PROVIDED DATA:
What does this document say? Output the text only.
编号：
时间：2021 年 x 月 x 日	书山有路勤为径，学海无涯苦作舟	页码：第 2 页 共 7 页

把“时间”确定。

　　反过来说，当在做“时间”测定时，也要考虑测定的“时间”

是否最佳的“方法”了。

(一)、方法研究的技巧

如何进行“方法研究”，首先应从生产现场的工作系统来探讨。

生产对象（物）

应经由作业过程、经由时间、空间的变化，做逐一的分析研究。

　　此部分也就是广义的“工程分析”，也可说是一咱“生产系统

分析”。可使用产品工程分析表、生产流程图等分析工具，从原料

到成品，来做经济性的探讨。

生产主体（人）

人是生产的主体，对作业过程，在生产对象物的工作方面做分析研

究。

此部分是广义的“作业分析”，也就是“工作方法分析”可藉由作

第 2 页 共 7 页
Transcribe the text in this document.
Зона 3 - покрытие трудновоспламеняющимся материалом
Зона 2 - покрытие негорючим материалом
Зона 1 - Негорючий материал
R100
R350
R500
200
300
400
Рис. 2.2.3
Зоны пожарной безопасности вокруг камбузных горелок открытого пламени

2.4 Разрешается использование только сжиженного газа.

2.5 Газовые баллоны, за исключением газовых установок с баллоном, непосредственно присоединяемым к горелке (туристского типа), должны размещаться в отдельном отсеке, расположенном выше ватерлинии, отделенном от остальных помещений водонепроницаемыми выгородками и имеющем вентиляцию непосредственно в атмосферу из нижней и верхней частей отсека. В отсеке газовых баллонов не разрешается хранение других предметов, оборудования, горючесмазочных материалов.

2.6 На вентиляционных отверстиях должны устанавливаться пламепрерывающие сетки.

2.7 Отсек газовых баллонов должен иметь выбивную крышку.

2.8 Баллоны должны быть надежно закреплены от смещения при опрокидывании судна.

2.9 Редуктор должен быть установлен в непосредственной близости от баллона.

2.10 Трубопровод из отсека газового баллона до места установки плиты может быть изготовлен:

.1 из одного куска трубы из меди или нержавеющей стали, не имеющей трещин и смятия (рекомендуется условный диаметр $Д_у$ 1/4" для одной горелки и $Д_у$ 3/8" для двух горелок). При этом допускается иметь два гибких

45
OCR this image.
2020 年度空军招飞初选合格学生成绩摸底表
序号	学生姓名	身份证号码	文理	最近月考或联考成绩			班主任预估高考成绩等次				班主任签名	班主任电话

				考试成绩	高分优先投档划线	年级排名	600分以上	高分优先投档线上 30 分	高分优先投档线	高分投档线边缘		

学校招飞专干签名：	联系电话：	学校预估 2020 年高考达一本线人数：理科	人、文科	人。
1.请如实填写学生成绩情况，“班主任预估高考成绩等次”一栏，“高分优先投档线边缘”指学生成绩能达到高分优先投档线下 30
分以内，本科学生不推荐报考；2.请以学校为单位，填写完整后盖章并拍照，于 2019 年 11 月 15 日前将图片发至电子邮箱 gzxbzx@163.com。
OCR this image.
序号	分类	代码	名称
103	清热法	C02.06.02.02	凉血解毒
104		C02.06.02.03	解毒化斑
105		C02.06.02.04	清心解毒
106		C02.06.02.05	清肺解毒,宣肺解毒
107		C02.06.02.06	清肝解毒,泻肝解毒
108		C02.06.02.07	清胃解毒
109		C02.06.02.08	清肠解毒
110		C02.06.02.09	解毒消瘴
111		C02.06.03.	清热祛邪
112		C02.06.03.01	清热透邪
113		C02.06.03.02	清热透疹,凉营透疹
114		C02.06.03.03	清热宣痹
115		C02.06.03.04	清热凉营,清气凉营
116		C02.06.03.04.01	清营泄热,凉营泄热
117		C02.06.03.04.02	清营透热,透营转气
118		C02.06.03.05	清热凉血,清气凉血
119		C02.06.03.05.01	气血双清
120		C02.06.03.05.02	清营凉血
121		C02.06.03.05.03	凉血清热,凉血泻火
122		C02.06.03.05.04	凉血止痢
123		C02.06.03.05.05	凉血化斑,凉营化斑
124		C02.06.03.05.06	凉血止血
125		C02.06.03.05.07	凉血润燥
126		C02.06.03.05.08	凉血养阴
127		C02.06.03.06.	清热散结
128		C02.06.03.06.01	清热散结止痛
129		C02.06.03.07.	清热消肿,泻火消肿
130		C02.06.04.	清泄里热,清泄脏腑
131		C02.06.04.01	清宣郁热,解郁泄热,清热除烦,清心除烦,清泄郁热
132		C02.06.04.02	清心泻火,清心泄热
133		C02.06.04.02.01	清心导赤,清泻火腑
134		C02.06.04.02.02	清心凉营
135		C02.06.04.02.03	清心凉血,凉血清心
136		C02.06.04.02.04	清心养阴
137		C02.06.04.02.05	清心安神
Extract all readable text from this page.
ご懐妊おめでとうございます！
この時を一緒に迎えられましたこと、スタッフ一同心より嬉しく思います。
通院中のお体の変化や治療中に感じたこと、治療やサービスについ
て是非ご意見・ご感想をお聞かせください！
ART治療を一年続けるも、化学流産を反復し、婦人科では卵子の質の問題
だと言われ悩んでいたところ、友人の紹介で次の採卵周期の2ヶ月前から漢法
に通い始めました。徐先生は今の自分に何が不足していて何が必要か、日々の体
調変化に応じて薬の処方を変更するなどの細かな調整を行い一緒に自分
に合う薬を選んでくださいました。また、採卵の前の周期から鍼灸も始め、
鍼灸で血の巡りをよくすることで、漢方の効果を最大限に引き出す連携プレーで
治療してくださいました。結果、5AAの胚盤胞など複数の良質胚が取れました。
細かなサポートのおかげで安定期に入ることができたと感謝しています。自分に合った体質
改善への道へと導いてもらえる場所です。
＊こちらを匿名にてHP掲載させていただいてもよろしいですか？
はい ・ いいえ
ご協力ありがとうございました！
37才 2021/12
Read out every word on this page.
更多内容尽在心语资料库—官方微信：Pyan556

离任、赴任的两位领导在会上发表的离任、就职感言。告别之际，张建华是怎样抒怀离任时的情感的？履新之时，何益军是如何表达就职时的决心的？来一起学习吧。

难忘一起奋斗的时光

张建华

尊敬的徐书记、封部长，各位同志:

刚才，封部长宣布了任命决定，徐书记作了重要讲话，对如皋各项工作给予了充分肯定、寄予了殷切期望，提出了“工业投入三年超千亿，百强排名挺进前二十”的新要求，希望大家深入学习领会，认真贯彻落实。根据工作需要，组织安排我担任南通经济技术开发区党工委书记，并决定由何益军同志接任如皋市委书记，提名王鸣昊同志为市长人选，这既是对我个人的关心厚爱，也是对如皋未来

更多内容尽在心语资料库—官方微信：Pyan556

PROBLEM TO WORK ON: Search the entries for the word "газовых" and pick out every line that holds it.

EXERCISE RESULT:
2.5 Газовые баллоны, за исключением газовых установок с баллоном, непосредственно присоединяемым к горелке (туристского типа), должны размещаться в отдельном отсеке, расположенном выше ватерлинии, отделенном от остальных помещений водонепроницаемыми выгородками и имеющем вентиляцию непосредственно в атмосферу из нижней и верхней частей отсека. В отсеке газовых баллонов не разрешается хранение других предметов, оборудования, горючесмазочных материалов.
2.7 Отсек газовых баллонов должен иметь выбивную крышку.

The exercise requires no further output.